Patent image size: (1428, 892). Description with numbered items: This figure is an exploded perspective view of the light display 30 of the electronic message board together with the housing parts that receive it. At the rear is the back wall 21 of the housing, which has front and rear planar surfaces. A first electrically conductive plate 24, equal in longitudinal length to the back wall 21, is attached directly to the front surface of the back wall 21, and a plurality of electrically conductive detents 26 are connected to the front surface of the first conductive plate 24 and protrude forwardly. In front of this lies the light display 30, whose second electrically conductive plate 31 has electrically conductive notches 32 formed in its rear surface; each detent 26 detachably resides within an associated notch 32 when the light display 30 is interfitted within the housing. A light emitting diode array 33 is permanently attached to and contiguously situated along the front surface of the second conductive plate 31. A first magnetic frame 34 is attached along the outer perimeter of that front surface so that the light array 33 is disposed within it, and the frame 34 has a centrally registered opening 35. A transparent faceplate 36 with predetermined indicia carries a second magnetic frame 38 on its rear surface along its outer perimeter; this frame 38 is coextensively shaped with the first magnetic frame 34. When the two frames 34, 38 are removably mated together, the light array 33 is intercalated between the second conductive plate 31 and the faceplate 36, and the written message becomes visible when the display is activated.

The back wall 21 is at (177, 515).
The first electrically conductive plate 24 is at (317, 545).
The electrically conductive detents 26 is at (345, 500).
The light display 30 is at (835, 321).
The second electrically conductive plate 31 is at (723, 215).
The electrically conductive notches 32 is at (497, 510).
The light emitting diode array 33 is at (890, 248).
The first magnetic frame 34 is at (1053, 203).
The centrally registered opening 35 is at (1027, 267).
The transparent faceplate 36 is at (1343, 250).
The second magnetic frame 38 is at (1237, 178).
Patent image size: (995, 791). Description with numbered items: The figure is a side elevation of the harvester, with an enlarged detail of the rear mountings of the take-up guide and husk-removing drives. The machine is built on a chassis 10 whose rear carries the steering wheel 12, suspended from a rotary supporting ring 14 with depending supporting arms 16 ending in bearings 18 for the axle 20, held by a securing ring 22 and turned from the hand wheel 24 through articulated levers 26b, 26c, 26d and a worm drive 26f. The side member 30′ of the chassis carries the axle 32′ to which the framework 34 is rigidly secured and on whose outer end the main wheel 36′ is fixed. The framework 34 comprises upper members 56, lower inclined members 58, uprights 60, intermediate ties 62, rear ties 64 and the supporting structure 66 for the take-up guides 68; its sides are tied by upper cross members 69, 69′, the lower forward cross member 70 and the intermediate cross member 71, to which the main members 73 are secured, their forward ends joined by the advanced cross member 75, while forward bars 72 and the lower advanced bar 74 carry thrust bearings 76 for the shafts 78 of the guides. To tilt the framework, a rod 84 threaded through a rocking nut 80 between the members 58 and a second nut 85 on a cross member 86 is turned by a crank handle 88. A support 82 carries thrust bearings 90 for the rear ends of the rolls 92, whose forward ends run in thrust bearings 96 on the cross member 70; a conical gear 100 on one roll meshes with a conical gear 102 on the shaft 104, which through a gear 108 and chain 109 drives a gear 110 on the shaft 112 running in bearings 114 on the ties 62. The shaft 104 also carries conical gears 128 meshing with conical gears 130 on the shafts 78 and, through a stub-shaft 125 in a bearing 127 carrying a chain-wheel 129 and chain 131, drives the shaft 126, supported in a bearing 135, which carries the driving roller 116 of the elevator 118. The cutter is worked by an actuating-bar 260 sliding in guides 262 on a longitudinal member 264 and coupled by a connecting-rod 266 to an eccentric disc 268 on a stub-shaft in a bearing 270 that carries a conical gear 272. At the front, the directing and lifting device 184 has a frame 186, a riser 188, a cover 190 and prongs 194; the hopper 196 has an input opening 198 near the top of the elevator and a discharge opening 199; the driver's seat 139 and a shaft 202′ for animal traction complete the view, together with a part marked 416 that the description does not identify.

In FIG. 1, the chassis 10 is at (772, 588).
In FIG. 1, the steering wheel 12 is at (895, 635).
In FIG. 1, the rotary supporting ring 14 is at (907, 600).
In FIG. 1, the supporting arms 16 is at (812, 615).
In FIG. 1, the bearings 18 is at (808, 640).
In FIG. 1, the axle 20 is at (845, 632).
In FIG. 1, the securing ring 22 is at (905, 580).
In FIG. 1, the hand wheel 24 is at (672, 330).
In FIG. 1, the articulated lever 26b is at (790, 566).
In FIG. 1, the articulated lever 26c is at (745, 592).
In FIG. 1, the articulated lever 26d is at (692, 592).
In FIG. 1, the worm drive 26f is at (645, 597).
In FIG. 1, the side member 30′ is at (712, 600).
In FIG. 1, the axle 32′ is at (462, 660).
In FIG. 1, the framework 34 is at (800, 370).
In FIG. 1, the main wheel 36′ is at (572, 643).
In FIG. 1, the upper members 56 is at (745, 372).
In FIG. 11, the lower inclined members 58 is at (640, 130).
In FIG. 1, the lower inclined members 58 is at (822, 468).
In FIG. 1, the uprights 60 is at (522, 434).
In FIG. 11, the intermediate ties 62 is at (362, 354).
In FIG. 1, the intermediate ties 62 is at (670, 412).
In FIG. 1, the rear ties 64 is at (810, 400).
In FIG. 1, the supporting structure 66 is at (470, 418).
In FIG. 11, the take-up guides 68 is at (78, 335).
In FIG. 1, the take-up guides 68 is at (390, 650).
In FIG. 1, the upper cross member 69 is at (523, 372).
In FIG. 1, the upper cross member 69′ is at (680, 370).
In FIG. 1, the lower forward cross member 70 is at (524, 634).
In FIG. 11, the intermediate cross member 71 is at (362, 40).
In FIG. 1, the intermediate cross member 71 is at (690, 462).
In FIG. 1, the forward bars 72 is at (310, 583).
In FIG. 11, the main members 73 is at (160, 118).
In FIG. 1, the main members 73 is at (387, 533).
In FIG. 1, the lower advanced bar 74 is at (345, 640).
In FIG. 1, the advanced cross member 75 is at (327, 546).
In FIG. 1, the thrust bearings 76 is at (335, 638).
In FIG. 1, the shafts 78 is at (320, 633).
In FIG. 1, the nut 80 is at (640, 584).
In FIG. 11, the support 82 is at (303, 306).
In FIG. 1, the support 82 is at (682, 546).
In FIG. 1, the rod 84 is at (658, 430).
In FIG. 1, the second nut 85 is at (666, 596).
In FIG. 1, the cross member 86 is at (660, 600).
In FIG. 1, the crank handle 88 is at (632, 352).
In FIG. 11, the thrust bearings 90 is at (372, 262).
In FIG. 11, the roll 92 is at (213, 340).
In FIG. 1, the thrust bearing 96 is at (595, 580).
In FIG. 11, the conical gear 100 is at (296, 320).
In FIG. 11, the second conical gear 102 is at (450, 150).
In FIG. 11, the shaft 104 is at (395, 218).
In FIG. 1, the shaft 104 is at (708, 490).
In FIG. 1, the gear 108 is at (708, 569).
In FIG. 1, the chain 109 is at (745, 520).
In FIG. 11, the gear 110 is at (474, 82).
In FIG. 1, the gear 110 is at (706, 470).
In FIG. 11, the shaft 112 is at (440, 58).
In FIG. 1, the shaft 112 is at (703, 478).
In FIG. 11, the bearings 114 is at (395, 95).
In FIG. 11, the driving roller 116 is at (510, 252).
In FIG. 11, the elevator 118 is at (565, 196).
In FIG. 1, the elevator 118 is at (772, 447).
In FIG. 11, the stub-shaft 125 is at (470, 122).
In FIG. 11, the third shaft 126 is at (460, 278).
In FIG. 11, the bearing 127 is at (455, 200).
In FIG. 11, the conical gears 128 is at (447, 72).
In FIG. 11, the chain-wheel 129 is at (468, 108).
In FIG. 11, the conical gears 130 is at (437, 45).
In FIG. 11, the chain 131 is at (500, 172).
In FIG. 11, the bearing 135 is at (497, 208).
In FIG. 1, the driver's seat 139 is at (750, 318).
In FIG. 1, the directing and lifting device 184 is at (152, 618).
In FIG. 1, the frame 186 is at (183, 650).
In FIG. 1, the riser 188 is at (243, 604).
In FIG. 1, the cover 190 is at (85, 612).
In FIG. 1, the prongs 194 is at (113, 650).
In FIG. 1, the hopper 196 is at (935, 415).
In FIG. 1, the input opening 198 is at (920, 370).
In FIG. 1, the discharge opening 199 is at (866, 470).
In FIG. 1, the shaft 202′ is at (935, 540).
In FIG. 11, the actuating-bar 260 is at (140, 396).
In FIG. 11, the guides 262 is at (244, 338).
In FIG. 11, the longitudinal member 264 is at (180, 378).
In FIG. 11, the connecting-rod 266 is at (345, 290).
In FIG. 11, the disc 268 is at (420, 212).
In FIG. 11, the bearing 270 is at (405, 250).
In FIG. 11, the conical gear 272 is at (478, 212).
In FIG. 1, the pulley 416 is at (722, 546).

▶ PROBLEM TO SOLVE
Starting at the beginning of the data and going on through the line containing "The first magnetic frame 34 is", turn each line into a string in a JSON list. Leave out any blank lines.

▶ WORKED ANSWER
[
  "Patent image size: (1428, 892). Description with numbered items: This figure is an exploded perspective view of the light display 30 of the electronic message board together with the housing parts that receive it. At the rear is the back wall 21 of the housing, which has front and rear planar surfaces. A first electrically conductive plate 24, equal in longitudinal length to the back wall 21, is attached directly to the front surface of the back wall 21, and a plurality of electrically conductive detents 26 are connected to the front surface of the first conductive plate 24 and protrude forwardly. In front of this lies the light display 30, whose second electrically conductive plate 31 has electrically conductive notches 32 formed in its rear surface; each detent 26 detachably resides within an associated notch 32 when the light display 30 is interfitted within the housing. A light emitting diode array 33 is permanently attached to and contiguously situated along the front surface of the second conductive plate 31. A first magnetic frame 34 is attached along the outer perimeter of that front surface so that the light array 33 is disposed within it, and the frame 34 has a centrally registered opening 35. A transparent faceplate 36 with predetermined indicia carries a second magnetic frame 38 on its rear surface along its outer perimeter; this frame 38 is coextensively shaped with the first magnetic frame 34. When the two frames 34, 38 are removably mated together, the light array 33 is intercalated between the second conductive plate 31 and the faceplate 36, and the written message becomes visible when the display is activated.",
  "The back wall 21 is at (177, 515).",
  "The first electrically conductive plate 24 is at (317, 545).",
  "The electrically conductive detents 26 is at (345, 500).",
  "The light display 30 is at (835, 321).",
  "The second electrically conductive plate 31 is at (723, 215).",
  "The electrically conductive notches 32 is at (497, 510).",
  "The light emitting diode array 33 is at (890, 248).",
  "The first magnetic frame 34 is at (1053, 203)."
]